The exercise: Pictures stay out of your copy, but everything else in the records below must be repeated exactly.

===

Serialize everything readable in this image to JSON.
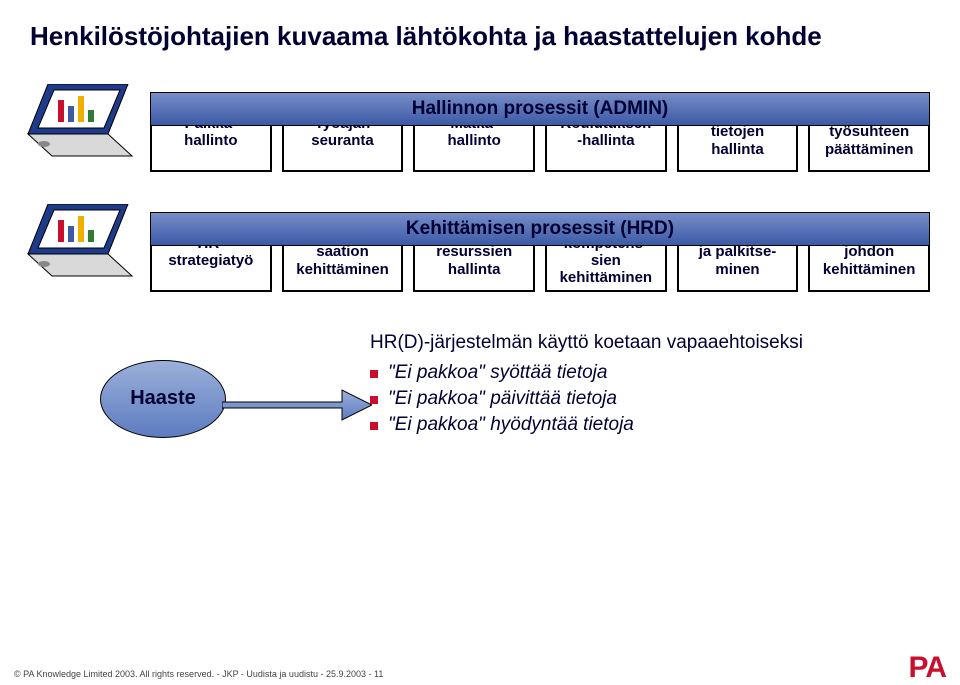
{
  "title": "Henkilöstöjohtajien kuvaama lähtökohta ja haastattelujen kohde",
  "colors": {
    "bar_gradient_top": "#778dc8",
    "bar_gradient_bottom": "#3c5aa6",
    "haaste_gradient_top": "#9bb0da",
    "haaste_gradient_bottom": "#5d7cc0",
    "box_border": "#000000",
    "text": "#000033",
    "bullet": "#c8102e",
    "logo": "#c8102e",
    "background": "#ffffff"
  },
  "admin": {
    "bar_label": "Hallinnon prosessit (ADMIN)",
    "boxes": [
      "Palkka-\nhallinto",
      "Työajan\nseuranta",
      "Matka-\nhallinto",
      "Koulutuksen\n-hallinta",
      "Henkilö-\ntietojen\nhallinta",
      "Perehdytys/\ntyösuhteen\npäättäminen"
    ]
  },
  "hrd": {
    "bar_label": "Kehittämisen prosessit (HRD)",
    "boxes": [
      "HR-\nstrategiatyö",
      "Organi-\nsaation\nkehittäminen",
      "Henkilö-\nresurssien\nhallinta",
      "Koulutus ja\nkompetens-\nsien\nkehittäminen",
      "Suoritukset\nja palkitse-\nminen",
      "Esimiesten ja\njohdon\nkehittäminen"
    ]
  },
  "haaste": {
    "label": "Haaste",
    "lead": "HR(D)-järjestelmän käyttö koetaan vapaaehtoiseksi",
    "bullets": [
      "Ei pakkoa\" syöttää tietoja",
      "Ei pakkoa\" päivittää tietoja",
      "Ei pakkoa\" hyödyntää tietoja"
    ]
  },
  "footer": {
    "copyright": "© PA Knowledge Limited 2003. All rights reserved. - JKP - Uudista ja uudistu - 25.9.2003 - 11",
    "logo": "PA"
  }
}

===

Solution to this exercise:
Serialize everything readable in this image to JSON.
{
  "title": "Henkilöstöjohtajien kuvaama lähtökohta ja haastattelujen kohde",
  "colors": {
    "bar_gradient_top": "#778dc8",
    "bar_gradient_bottom": "#3c5aa6",
    "haaste_gradient_top": "#9bb0da",
    "haaste_gradient_bottom": "#5d7cc0",
    "box_border": "#000000",
    "text": "#000033",
    "bullet": "#c8102e",
    "logo": "#c8102e",
    "background": "#ffffff"
  },
  "admin": {
    "bar_label": "Hallinnon prosessit (ADMIN)",
    "boxes": [
      "Palkka-\nhallinto",
      "Työajan\nseuranta",
      "Matka-\nhallinto",
      "Koulutuksen\n-hallinta",
      "Henkilö-\ntietojen\nhallinta",
      "Perehdytys/\ntyösuhteen\npäättäminen"
    ]
  },
  "hrd": {
    "bar_label": "Kehittämisen prosessit (HRD)",
    "boxes": [
      "HR-\nstrategiatyö",
      "Organi-\nsaation\nkehittäminen",
      "Henkilö-\nresurssien\nhallinta",
      "Koulutus ja\nkompetens-\nsien\nkehittäminen",
      "Suoritukset\nja palkitse-\nminen",
      "Esimiesten ja\njohdon\nkehittäminen"
    ]
  },
  "haaste": {
    "label": "Haaste",
    "lead": "HR(D)-järjestelmän käyttö koetaan vapaaehtoiseksi",
    "bullets": [
      "Ei pakkoa\" syöttää tietoja",
      "Ei pakkoa\" päivittää tietoja",
      "Ei pakkoa\" hyödyntää tietoja"
    ]
  },
  "footer": {
    "copyright": "© PA Knowledge Limited 2003. All rights reserved. - JKP - Uudista ja uudistu - 25.9.2003 - 11",
    "logo": "PA"
  }
}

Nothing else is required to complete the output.